__What to do__. Every line containing the word "First" needs to be found and copied.

(Dataset entries)
☆ ☆ ☆ ☆

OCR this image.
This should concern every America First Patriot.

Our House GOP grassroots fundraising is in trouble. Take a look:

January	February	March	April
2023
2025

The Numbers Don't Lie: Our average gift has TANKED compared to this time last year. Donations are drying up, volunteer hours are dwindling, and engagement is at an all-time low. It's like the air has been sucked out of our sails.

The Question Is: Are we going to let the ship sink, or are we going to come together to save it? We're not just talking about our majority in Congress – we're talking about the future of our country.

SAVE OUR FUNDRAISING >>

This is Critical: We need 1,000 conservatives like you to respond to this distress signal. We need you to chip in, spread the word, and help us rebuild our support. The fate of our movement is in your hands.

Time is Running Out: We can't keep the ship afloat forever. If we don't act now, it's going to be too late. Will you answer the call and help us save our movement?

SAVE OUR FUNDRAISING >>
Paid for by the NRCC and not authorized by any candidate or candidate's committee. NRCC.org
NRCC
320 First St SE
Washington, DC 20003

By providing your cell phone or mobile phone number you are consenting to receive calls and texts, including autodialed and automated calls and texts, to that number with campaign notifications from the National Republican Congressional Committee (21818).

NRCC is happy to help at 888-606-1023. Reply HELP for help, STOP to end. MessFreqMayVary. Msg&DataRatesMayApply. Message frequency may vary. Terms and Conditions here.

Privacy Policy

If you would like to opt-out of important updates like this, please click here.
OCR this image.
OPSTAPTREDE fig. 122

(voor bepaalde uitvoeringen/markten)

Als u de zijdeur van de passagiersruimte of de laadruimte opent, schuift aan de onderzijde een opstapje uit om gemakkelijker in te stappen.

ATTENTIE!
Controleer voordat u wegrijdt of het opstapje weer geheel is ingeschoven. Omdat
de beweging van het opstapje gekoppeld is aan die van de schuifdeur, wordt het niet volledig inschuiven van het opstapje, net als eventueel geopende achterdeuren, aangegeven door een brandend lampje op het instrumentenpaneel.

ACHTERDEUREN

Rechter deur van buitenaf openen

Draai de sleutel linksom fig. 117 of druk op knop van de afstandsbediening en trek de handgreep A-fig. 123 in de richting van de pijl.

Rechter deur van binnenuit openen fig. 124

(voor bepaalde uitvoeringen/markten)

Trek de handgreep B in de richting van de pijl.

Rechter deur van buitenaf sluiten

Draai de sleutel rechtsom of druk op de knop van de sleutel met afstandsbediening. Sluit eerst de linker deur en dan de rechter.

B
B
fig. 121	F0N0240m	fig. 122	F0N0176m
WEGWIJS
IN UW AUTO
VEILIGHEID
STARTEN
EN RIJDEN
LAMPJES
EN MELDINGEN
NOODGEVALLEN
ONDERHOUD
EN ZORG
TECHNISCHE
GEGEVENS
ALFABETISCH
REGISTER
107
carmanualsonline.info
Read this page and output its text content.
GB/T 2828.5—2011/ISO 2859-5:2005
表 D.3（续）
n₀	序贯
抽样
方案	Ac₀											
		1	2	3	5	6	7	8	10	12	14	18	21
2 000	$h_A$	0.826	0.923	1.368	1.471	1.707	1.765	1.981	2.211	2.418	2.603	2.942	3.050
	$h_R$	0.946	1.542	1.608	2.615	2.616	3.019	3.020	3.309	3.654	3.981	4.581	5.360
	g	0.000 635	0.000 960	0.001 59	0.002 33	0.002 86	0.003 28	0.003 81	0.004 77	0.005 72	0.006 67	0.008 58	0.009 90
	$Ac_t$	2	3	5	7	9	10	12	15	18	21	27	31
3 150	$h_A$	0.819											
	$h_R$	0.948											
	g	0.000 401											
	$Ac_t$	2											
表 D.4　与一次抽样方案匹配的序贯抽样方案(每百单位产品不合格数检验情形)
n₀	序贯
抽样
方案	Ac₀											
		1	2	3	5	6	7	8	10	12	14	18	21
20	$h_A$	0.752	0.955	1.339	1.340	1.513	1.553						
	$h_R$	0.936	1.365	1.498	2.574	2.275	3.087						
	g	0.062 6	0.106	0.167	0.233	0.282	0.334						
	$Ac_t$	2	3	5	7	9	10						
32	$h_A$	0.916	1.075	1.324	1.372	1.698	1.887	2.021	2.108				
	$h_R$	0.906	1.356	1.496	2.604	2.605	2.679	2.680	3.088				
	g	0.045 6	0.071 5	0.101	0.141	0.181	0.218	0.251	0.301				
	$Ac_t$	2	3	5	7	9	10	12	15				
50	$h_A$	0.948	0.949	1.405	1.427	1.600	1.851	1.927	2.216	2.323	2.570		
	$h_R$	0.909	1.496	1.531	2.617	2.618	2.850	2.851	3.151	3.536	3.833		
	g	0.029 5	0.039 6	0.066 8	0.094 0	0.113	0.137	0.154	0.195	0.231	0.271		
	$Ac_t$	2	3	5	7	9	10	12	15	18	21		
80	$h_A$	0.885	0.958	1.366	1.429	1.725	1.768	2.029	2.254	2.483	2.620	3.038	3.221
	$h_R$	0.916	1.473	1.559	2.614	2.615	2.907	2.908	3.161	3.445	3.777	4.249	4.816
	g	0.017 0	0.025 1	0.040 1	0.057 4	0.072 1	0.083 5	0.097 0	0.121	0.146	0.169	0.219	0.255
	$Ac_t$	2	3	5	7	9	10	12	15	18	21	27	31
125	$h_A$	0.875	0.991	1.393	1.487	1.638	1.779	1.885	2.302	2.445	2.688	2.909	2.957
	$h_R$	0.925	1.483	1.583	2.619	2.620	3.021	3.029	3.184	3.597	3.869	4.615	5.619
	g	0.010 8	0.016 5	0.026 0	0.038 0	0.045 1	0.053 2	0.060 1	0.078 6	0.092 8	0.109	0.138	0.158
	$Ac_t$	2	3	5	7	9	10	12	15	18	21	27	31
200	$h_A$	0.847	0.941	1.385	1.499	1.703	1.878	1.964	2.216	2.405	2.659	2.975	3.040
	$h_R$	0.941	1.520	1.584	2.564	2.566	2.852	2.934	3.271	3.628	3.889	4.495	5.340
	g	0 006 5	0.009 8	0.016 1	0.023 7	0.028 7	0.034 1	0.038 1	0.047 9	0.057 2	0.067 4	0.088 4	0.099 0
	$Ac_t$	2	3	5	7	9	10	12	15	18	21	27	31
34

☆ ☆ ☆ ☆

__Written answer__.
This should concern every America First Patriot.
320 First St SE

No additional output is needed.